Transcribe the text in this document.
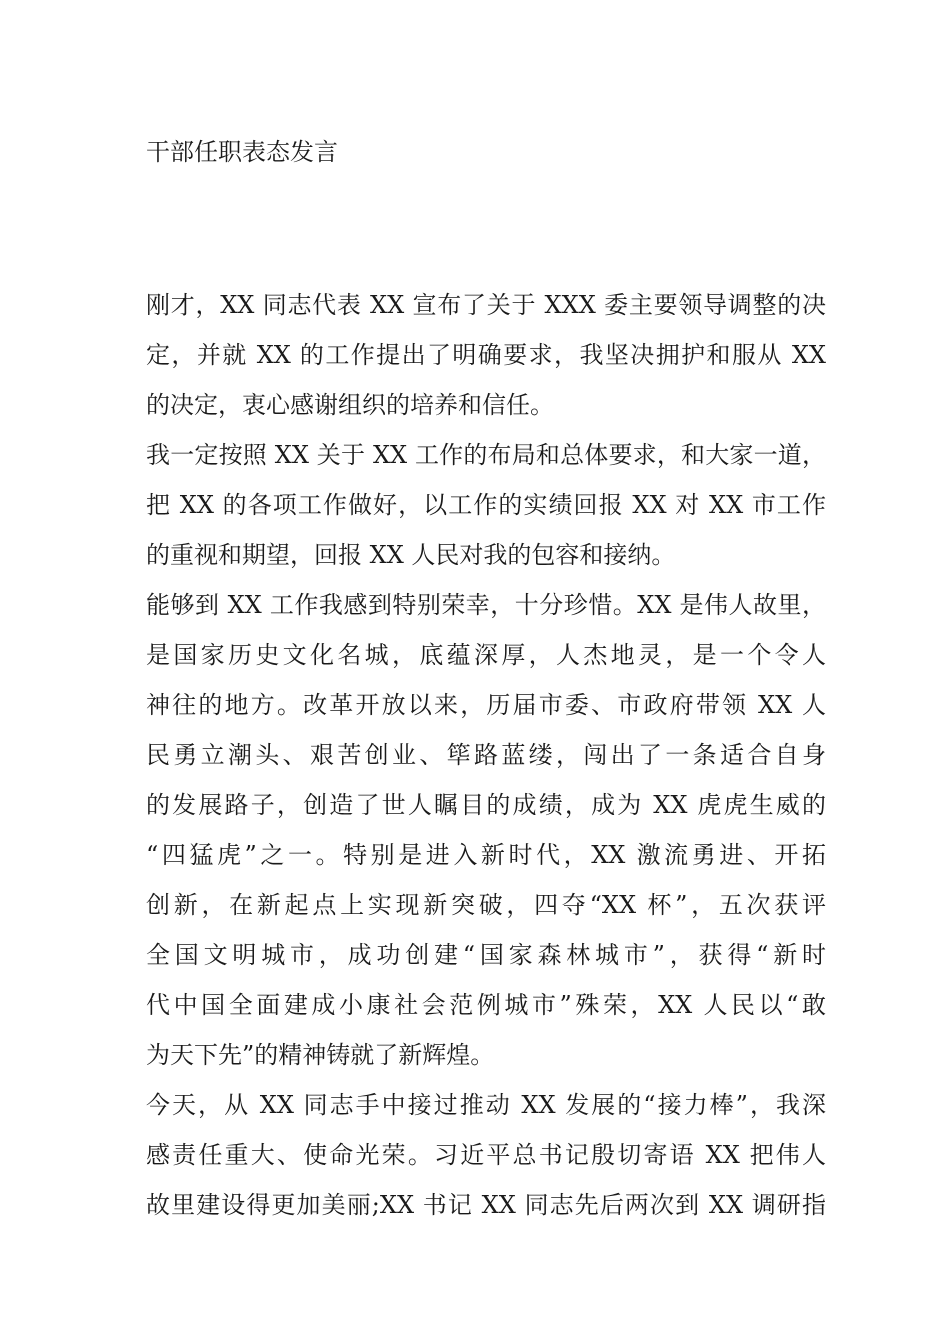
干部任职表态发言
刚才，XX 同志代表 XX 宣布了关于 XXX 委主要领导调整的决
定，并就 XX 的工作提出了明确要求，我坚决拥护和服从 XX
的决定，衷心感谢组织的培养和信任。
我一定按照 XX 关于 XX 工作的布局和总体要求，和大家一道，
把 XX 的各项工作做好，以工作的实绩回报 XX 对 XX 市工作
的重视和期望，回报 XX 人民对我的包容和接纳。
能够到 XX 工作我感到特别荣幸，十分珍惜。XX 是伟人故里，
是国家历史文化名城，底蕴深厚，人杰地灵，是一个令人
神往的地方。改革开放以来，历届市委、市政府带领 XX 人
民勇立潮头、艰苦创业、筚路蓝缕，闯出了一条适合自身
的发展路子，创造了世人瞩目的成绩，成为 XX 虎虎生威的
“四猛虎”之一。特别是进入新时代，XX 激流勇进、开拓
创新，在新起点上实现新突破，四夺“XX 杯”，五次获评
全国文明城市，成功创建“国家森林城市”，获得“新时
代中国全面建成小康社会范例城市”殊荣，XX 人民以“敢
为天下先”的精神铸就了新辉煌。
今天，从 XX 同志手中接过推动 XX 发展的“接力棒”，我深
感责任重大、使命光荣。习近平总书记殷切寄语 XX 把伟人
故里建设得更加美丽;XX 书记 XX 同志先后两次到 XX 调研指
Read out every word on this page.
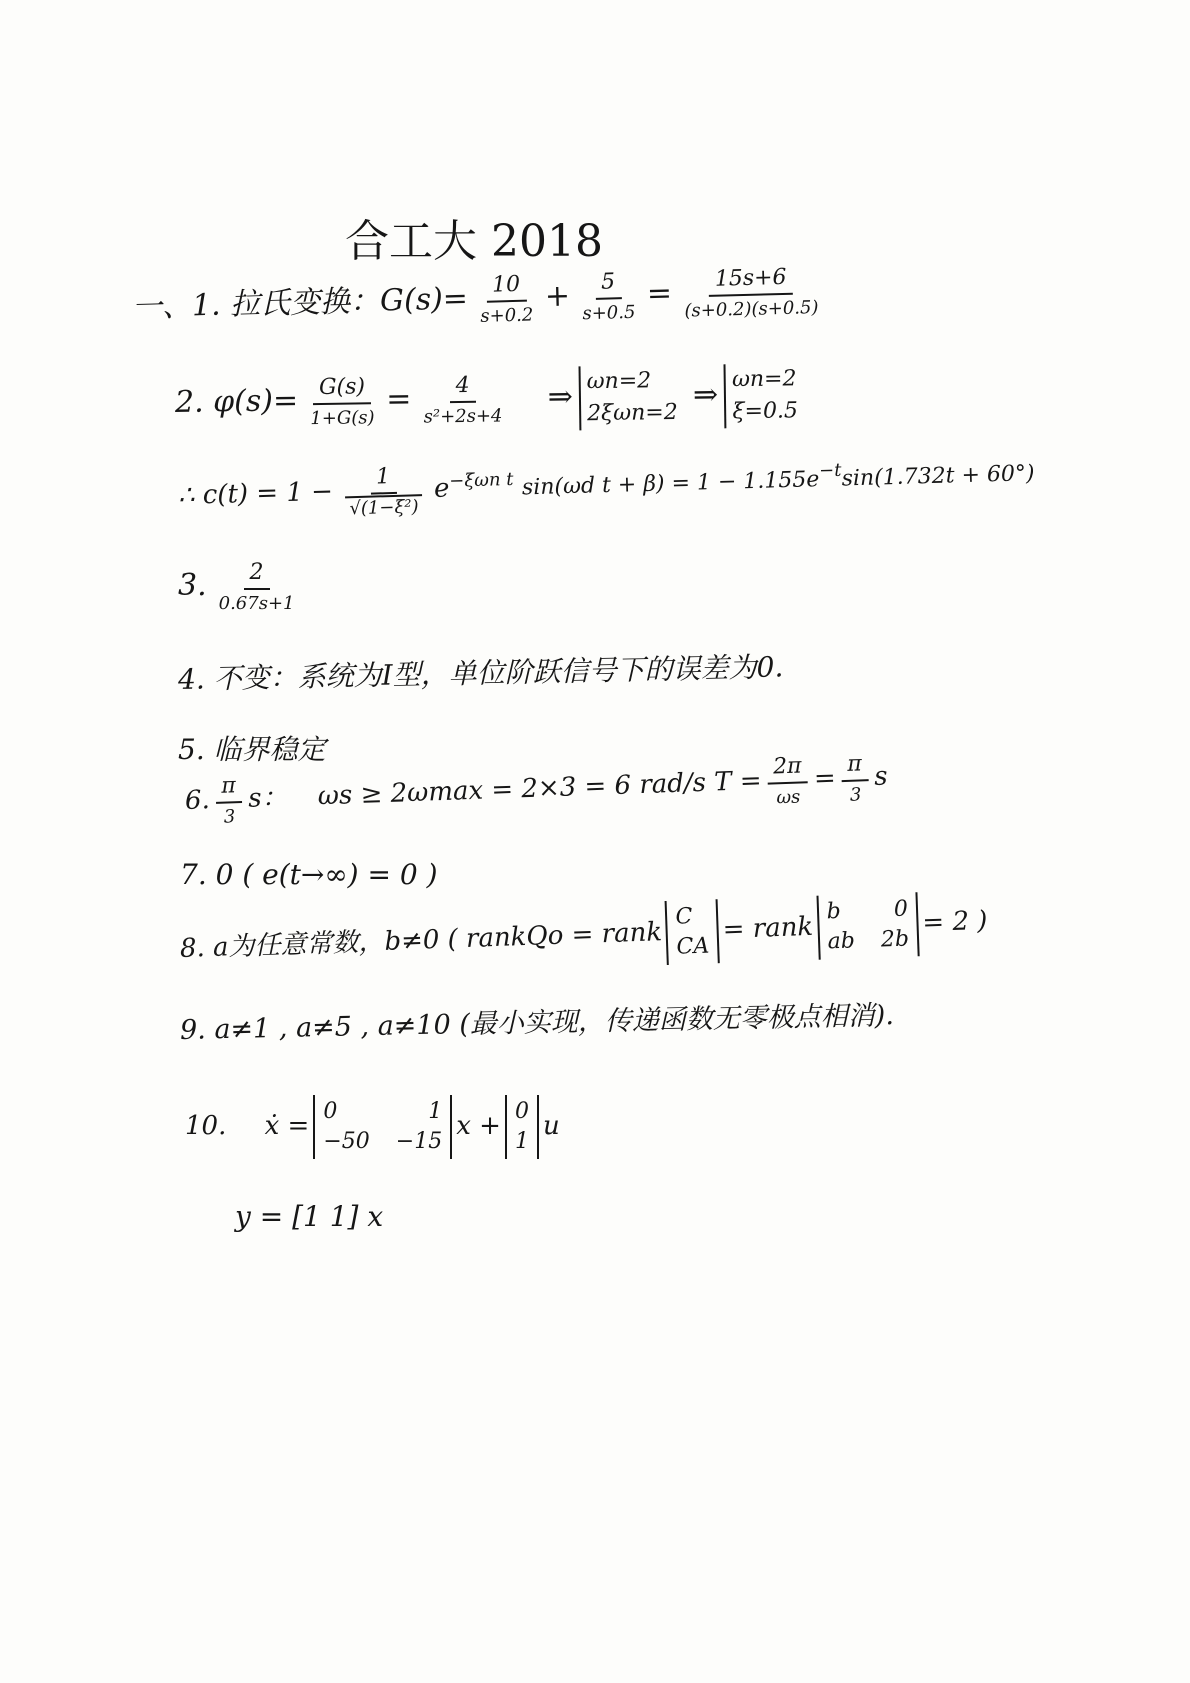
合工大 2018
一、1. 拉氏变换：$G(s)= \frac{10}{s+0.2} + \frac{5}{s+0.5} = \frac{15s+6}{(s+0.2)(s+0.5)}$
2. $\varphi(s)= \frac{G(s)}{1+G(s)} = \frac{4}{\text{s²+2s+4}}$ ⇒ ωn=2
2ξωn=2
⇒ ωn=2
ξ=0.5
∴ $c(t) = 1 - \frac{1}{\text{√(1−ξ²)}} e^{-\xi\omega n t}$ sin(ωd $t + \beta) = 1 - 1.155e^{-t}\sin(1.732t + 60^\circ)$
3. $\frac{2}{0.67s+1}$
4. 不变：系统为I型，单位阶跃信号下的误差为0.
5. 临界稳定
6. $\frac{\pi}{3}$ s： ωs ≥ 2ωmax = 2×3 = 6 rad/s $T = \frac{2\pi}{\omega s} = \frac{\pi}{3}$ s
7. 0 ( e(t→∞) = 0 )
8. a为任意常数，b≠0 ( rankQo = rank
C
CA
= rank
b 0
ab 2b
= 2 )
9. a≠1 , a≠5 , a≠10 (最小实现，传递函数无零极点相消).
10. ẋ = 0	1
−50 −15
x + 0
1
u
y = [1 1] x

--- What the exercise asks ---
Leave out the pictures and restate everything else word for word.

--- Finished exercise ---
Transcribe the text in this document.
干部任职表态发言
刚才，XX 同志代表 XX 宣布了关于 XXX 委主要领导调整的决
定，并就 XX 的工作提出了明确要求，我坚决拥护和服从 XX
的决定，衷心感谢组织的培养和信任。
我一定按照 XX 关于 XX 工作的布局和总体要求，和大家一道，
把 XX 的各项工作做好，以工作的实绩回报 XX 对 XX 市工作
的重视和期望，回报 XX 人民对我的包容和接纳。
能够到 XX 工作我感到特别荣幸，十分珍惜。XX 是伟人故里，
是国家历史文化名城，底蕴深厚，人杰地灵，是一个令人
神往的地方。改革开放以来，历届市委、市政府带领 XX 人
民勇立潮头、艰苦创业、筚路蓝缕，闯出了一条适合自身
的发展路子，创造了世人瞩目的成绩，成为 XX 虎虎生威的
“四猛虎”之一。特别是进入新时代，XX 激流勇进、开拓
创新，在新起点上实现新突破，四夺“XX 杯”，五次获评
全国文明城市，成功创建“国家森林城市”，获得“新时
代中国全面建成小康社会范例城市”殊荣，XX 人民以“敢
为天下先”的精神铸就了新辉煌。
今天，从 XX 同志手中接过推动 XX 发展的“接力棒”，我深
感责任重大、使命光荣。习近平总书记殷切寄语 XX 把伟人
故里建设得更加美丽;XX 书记 XX 同志先后两次到 XX 调研指
Read out every word on this page.
合工大 2018
一、1. 拉氏变换：$G(s)= \frac{10}{s+0.2} + \frac{5}{s+0.5} = \frac{15s+6}{(s+0.2)(s+0.5)}$
2. $\varphi(s)= \frac{G(s)}{1+G(s)} = \frac{4}{\text{s²+2s+4}}$ ⇒ ωn=2
2ξωn=2
⇒ ωn=2
ξ=0.5
∴ $c(t) = 1 - \frac{1}{\text{√(1−ξ²)}} e^{-\xi\omega n t}$ sin(ωd $t + \beta) = 1 - 1.155e^{-t}\sin(1.732t + 60^\circ)$
3. $\frac{2}{0.67s+1}$
4. 不变：系统为I型，单位阶跃信号下的误差为0.
5. 临界稳定
6. $\frac{\pi}{3}$ s： ωs ≥ 2ωmax = 2×3 = 6 rad/s $T = \frac{2\pi}{\omega s} = \frac{\pi}{3}$ s
7. 0 ( e(t→∞) = 0 )
8. a为任意常数，b≠0 ( rankQo = rank
C
CA
= rank
b 0
ab 2b
= 2 )
9. a≠1 , a≠5 , a≠10 (最小实现，传递函数无零极点相消).
10. ẋ = 0	1
−50 −15
x + 0
1
u
y = [1 1] x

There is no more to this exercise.